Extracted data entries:

* * * * * * *

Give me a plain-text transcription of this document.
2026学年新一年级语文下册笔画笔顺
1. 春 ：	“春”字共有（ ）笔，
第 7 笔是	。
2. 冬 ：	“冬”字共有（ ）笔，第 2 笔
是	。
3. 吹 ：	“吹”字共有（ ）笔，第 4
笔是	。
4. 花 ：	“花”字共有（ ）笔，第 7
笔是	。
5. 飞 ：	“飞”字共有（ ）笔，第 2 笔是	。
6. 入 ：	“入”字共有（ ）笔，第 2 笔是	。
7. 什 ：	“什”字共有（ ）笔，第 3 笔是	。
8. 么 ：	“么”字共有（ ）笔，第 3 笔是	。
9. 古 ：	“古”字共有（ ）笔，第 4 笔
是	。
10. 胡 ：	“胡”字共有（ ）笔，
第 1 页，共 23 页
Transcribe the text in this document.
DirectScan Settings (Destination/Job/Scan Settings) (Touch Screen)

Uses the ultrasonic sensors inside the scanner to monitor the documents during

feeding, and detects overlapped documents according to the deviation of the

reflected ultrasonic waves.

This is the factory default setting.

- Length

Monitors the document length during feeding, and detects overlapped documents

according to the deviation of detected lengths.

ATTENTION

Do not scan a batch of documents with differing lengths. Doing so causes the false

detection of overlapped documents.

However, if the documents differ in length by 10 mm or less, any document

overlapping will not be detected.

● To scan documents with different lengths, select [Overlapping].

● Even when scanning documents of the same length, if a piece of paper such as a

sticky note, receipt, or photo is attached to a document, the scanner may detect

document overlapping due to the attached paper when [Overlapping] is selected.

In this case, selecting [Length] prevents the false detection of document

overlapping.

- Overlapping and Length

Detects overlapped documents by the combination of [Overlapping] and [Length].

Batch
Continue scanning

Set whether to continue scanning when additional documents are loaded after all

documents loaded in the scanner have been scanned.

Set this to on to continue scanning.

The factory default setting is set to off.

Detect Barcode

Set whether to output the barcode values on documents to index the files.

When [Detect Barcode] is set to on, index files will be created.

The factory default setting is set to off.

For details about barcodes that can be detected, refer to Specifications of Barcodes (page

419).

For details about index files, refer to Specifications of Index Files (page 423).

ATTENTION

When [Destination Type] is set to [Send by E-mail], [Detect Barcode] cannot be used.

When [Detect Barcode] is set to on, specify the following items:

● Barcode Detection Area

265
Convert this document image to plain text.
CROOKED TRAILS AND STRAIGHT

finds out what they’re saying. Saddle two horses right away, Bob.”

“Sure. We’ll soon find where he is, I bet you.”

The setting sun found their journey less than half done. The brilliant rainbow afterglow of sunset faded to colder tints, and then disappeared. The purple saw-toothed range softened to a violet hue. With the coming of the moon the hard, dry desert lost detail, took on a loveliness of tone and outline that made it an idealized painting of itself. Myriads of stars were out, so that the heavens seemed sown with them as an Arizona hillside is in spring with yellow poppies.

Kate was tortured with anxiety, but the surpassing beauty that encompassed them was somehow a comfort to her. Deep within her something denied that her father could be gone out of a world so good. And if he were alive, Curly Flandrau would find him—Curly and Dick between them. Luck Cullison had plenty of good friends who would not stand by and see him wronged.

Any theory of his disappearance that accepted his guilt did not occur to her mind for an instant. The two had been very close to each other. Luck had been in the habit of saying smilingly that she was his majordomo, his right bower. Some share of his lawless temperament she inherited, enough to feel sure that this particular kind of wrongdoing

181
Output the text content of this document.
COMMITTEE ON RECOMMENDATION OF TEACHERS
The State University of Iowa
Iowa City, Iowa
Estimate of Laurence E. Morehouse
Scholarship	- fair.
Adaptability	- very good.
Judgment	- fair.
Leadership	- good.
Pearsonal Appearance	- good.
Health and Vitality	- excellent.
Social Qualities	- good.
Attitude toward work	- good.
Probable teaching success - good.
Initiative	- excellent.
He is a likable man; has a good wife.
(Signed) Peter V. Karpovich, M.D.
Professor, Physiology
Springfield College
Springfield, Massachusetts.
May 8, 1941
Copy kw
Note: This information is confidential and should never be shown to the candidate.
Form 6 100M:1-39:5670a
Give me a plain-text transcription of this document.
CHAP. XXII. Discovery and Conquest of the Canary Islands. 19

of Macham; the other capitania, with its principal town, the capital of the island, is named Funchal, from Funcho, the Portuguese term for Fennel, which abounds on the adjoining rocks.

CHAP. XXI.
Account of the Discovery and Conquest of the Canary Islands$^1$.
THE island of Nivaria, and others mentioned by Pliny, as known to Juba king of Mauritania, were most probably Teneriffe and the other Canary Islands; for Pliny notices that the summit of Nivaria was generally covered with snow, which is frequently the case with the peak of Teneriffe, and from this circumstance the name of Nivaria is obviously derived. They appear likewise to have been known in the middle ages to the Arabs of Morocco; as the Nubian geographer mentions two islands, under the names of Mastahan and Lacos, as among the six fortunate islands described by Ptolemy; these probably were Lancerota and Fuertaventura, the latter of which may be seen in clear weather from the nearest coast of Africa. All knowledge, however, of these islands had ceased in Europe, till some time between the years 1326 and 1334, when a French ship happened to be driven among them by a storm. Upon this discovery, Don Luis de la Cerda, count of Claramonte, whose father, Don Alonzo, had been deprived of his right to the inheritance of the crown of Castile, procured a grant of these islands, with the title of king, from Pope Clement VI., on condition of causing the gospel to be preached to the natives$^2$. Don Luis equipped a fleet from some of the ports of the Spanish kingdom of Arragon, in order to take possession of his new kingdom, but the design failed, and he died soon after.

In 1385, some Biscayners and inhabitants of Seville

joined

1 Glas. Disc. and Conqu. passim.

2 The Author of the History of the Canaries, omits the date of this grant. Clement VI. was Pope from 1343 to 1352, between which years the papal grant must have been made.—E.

* * * * * * *

> _Task to carry out_: Take the lines above and retype all of them exactly.

> _Response to the exercise_:
Give me a plain-text transcription of this document.
2026学年新一年级语文下册笔画笔顺
1. 春 ：	“春”字共有（ ）笔，
第 7 笔是	。
2. 冬 ：	“冬”字共有（ ）笔，第 2 笔
是	。
3. 吹 ：	“吹”字共有（ ）笔，第 4
笔是	。
4. 花 ：	“花”字共有（ ）笔，第 7
笔是	。
5. 飞 ：	“飞”字共有（ ）笔，第 2 笔是	。
6. 入 ：	“入”字共有（ ）笔，第 2 笔是	。
7. 什 ：	“什”字共有（ ）笔，第 3 笔是	。
8. 么 ：	“么”字共有（ ）笔，第 3 笔是	。
9. 古 ：	“古”字共有（ ）笔，第 4 笔
是	。
10. 胡 ：	“胡”字共有（ ）笔，
第 1 页，共 23 页
Transcribe the text in this document.
DirectScan Settings (Destination/Job/Scan Settings) (Touch Screen)

Uses the ultrasonic sensors inside the scanner to monitor the documents during

feeding, and detects overlapped documents according to the deviation of the

reflected ultrasonic waves.

This is the factory default setting.

- Length

Monitors the document length during feeding, and detects overlapped documents

according to the deviation of detected lengths.

ATTENTION

Do not scan a batch of documents with differing lengths. Doing so causes the false

detection of overlapped documents.

However, if the documents differ in length by 10 mm or less, any document

overlapping will not be detected.

● To scan documents with different lengths, select [Overlapping].

● Even when scanning documents of the same length, if a piece of paper such as a

sticky note, receipt, or photo is attached to a document, the scanner may detect

document overlapping due to the attached paper when [Overlapping] is selected.

In this case, selecting [Length] prevents the false detection of document

overlapping.

- Overlapping and Length

Detects overlapped documents by the combination of [Overlapping] and [Length].

Batch
Continue scanning

Set whether to continue scanning when additional documents are loaded after all

documents loaded in the scanner have been scanned.

Set this to on to continue scanning.

The factory default setting is set to off.

Detect Barcode

Set whether to output the barcode values on documents to index the files.

When [Detect Barcode] is set to on, index files will be created.

The factory default setting is set to off.

For details about barcodes that can be detected, refer to Specifications of Barcodes (page

419).

For details about index files, refer to Specifications of Index Files (page 423).

ATTENTION

When [Destination Type] is set to [Send by E-mail], [Detect Barcode] cannot be used.

When [Detect Barcode] is set to on, specify the following items:

● Barcode Detection Area

265
Convert this document image to plain text.
CROOKED TRAILS AND STRAIGHT

finds out what they’re saying. Saddle two horses right away, Bob.”

“Sure. We’ll soon find where he is, I bet you.”

The setting sun found their journey less than half done. The brilliant rainbow afterglow of sunset faded to colder tints, and then disappeared. The purple saw-toothed range softened to a violet hue. With the coming of the moon the hard, dry desert lost detail, took on a loveliness of tone and outline that made it an idealized painting of itself. Myriads of stars were out, so that the heavens seemed sown with them as an Arizona hillside is in spring with yellow poppies.

Kate was tortured with anxiety, but the surpassing beauty that encompassed them was somehow a comfort to her. Deep within her something denied that her father could be gone out of a world so good. And if he were alive, Curly Flandrau would find him—Curly and Dick between them. Luck Cullison had plenty of good friends who would not stand by and see him wronged.

Any theory of his disappearance that accepted his guilt did not occur to her mind for an instant. The two had been very close to each other. Luck had been in the habit of saying smilingly that she was his majordomo, his right bower. Some share of his lawless temperament she inherited, enough to feel sure that this particular kind of wrongdoing

181
Output the text content of this document.
COMMITTEE ON RECOMMENDATION OF TEACHERS
The State University of Iowa
Iowa City, Iowa
Estimate of Laurence E. Morehouse
Scholarship	- fair.
Adaptability	- very good.
Judgment	- fair.
Leadership	- good.
Pearsonal Appearance	- good.
Health and Vitality	- excellent.
Social Qualities	- good.
Attitude toward work	- good.
Probable teaching success - good.
Initiative	- excellent.
He is a likable man; has a good wife.
(Signed) Peter V. Karpovich, M.D.
Professor, Physiology
Springfield College
Springfield, Massachusetts.
May 8, 1941
Copy kw
Note: This information is confidential and should never be shown to the candidate.
Form 6 100M:1-39:5670a
Give me a plain-text transcription of this document.
CHAP. XXII. Discovery and Conquest of the Canary Islands. 19

of Macham; the other capitania, with its principal town, the capital of the island, is named Funchal, from Funcho, the Portuguese term for Fennel, which abounds on the adjoining rocks.

CHAP. XXI.
Account of the Discovery and Conquest of the Canary Islands$^1$.
THE island of Nivaria, and others mentioned by Pliny, as known to Juba king of Mauritania, were most probably Teneriffe and the other Canary Islands; for Pliny notices that the summit of Nivaria was generally covered with snow, which is frequently the case with the peak of Teneriffe, and from this circumstance the name of Nivaria is obviously derived. They appear likewise to have been known in the middle ages to the Arabs of Morocco; as the Nubian geographer mentions two islands, under the names of Mastahan and Lacos, as among the six fortunate islands described by Ptolemy; these probably were Lancerota and Fuertaventura, the latter of which may be seen in clear weather from the nearest coast of Africa. All knowledge, however, of these islands had ceased in Europe, till some time between the years 1326 and 1334, when a French ship happened to be driven among them by a storm. Upon this discovery, Don Luis de la Cerda, count of Claramonte, whose father, Don Alonzo, had been deprived of his right to the inheritance of the crown of Castile, procured a grant of these islands, with the title of king, from Pope Clement VI., on condition of causing the gospel to be preached to the natives$^2$. Don Luis equipped a fleet from some of the ports of the Spanish kingdom of Arragon, in order to take possession of his new kingdom, but the design failed, and he died soon after.

In 1385, some Biscayners and inhabitants of Seville

joined

1 Glas. Disc. and Conqu. passim.

2 The Author of the History of the Canaries, omits the date of this grant. Clement VI. was Pope from 1343 to 1352, between which years the papal grant must have been made.—E.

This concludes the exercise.